WRITTEN PROBLEM
Exactly reproduce the entries, dropping any pictures from your copy.

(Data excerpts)
_ _ _

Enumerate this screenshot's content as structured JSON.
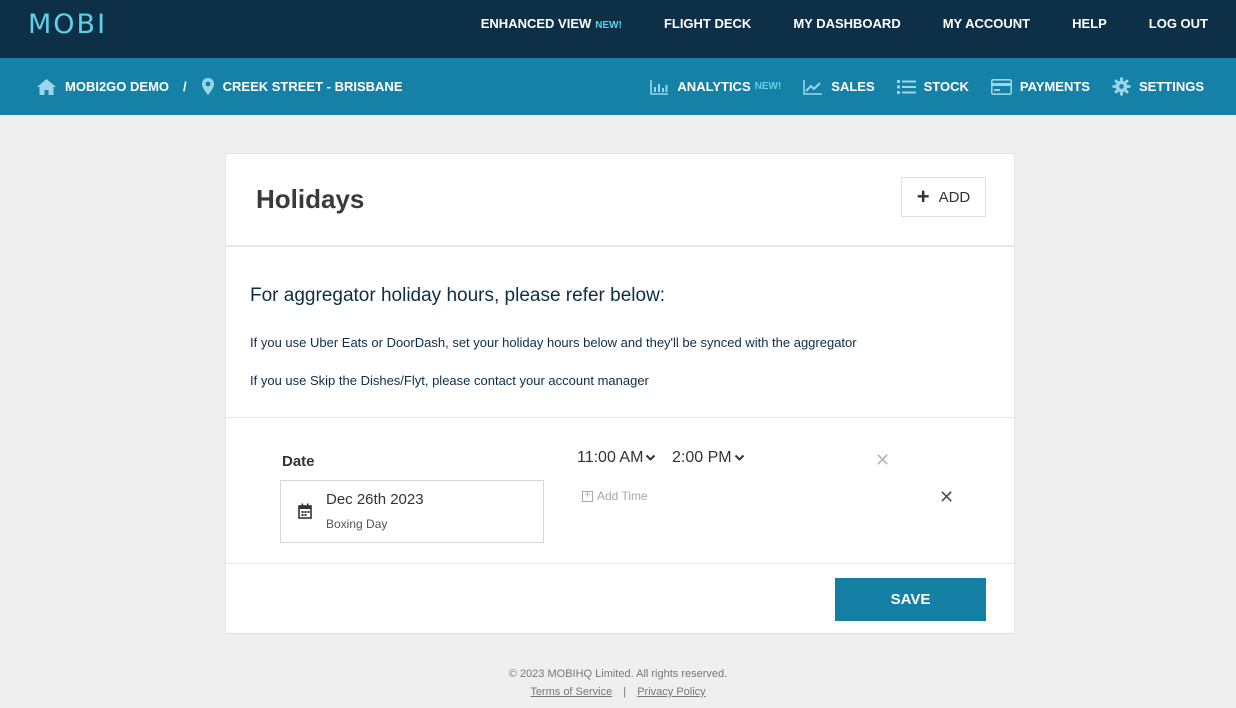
{
  "brand": {
    "logo": "MOBI"
  },
  "topnav": {
    "enhanced_view": "ENHANCED VIEW",
    "enhanced_badge": "NEW!",
    "flight_deck": "FLIGHT DECK",
    "dashboard": "MY DASHBOARD",
    "account": "MY ACCOUNT",
    "help": "HELP",
    "logout": "LOG OUT"
  },
  "breadcrumb": {
    "org": "MOBI2GO DEMO",
    "separator": "/",
    "store": "CREEK STREET - BRISBANE"
  },
  "subnav": {
    "analytics": "ANALYTICS",
    "analytics_badge": "NEW!",
    "sales": "SALES",
    "stock": "STOCK",
    "payments": "PAYMENTS",
    "settings": "SETTINGS"
  },
  "holidays": {
    "title": "Holidays",
    "add_label": "ADD",
    "info_heading": "For aggregator holiday hours, please refer below:",
    "info_line1": "If you use Uber Eats or DoorDash, set your holiday hours below and they'll be synced with the aggregator",
    "info_line2": "If you use Skip the Dishes/Flyt, please contact your account manager",
    "date_label": "Date",
    "entry": {
      "date": "Dec 26th 2023",
      "holiday_name": "Boxing Day",
      "start_time": "11:00 AM",
      "end_time": "2:00 PM",
      "add_time_label": "Add Time"
    },
    "save_label": "SAVE"
  },
  "footer": {
    "copyright": "© 2023 MOBIHQ Limited. All rights reserved.",
    "terms": "Terms of Service",
    "separator": "|",
    "privacy": "Privacy Policy"
  },
  "colors": {
    "topbar": "#0e3047",
    "subbar": "#1681a7",
    "accent": "#5fd0e9",
    "save": "#167fa5"
  }
}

_ _ _

FINAL RESULT
Enumerate this screenshot's content as structured JSON.
{
  "brand": {
    "logo": "MOBI"
  },
  "topnav": {
    "enhanced_view": "ENHANCED VIEW",
    "enhanced_badge": "NEW!",
    "flight_deck": "FLIGHT DECK",
    "dashboard": "MY DASHBOARD",
    "account": "MY ACCOUNT",
    "help": "HELP",
    "logout": "LOG OUT"
  },
  "breadcrumb": {
    "org": "MOBI2GO DEMO",
    "separator": "/",
    "store": "CREEK STREET - BRISBANE"
  },
  "subnav": {
    "analytics": "ANALYTICS",
    "analytics_badge": "NEW!",
    "sales": "SALES",
    "stock": "STOCK",
    "payments": "PAYMENTS",
    "settings": "SETTINGS"
  },
  "holidays": {
    "title": "Holidays",
    "add_label": "ADD",
    "info_heading": "For aggregator holiday hours, please refer below:",
    "info_line1": "If you use Uber Eats or DoorDash, set your holiday hours below and they'll be synced with the aggregator",
    "info_line2": "If you use Skip the Dishes/Flyt, please contact your account manager",
    "date_label": "Date",
    "entry": {
      "date": "Dec 26th 2023",
      "holiday_name": "Boxing Day",
      "start_time": "11:00 AM",
      "end_time": "2:00 PM",
      "add_time_label": "Add Time"
    },
    "save_label": "SAVE"
  },
  "footer": {
    "copyright": "© 2023 MOBIHQ Limited. All rights reserved.",
    "terms": "Terms of Service",
    "separator": "|",
    "privacy": "Privacy Policy"
  },
  "colors": {
    "topbar": "#0e3047",
    "subbar": "#1681a7",
    "accent": "#5fd0e9",
    "save": "#167fa5"
  }
}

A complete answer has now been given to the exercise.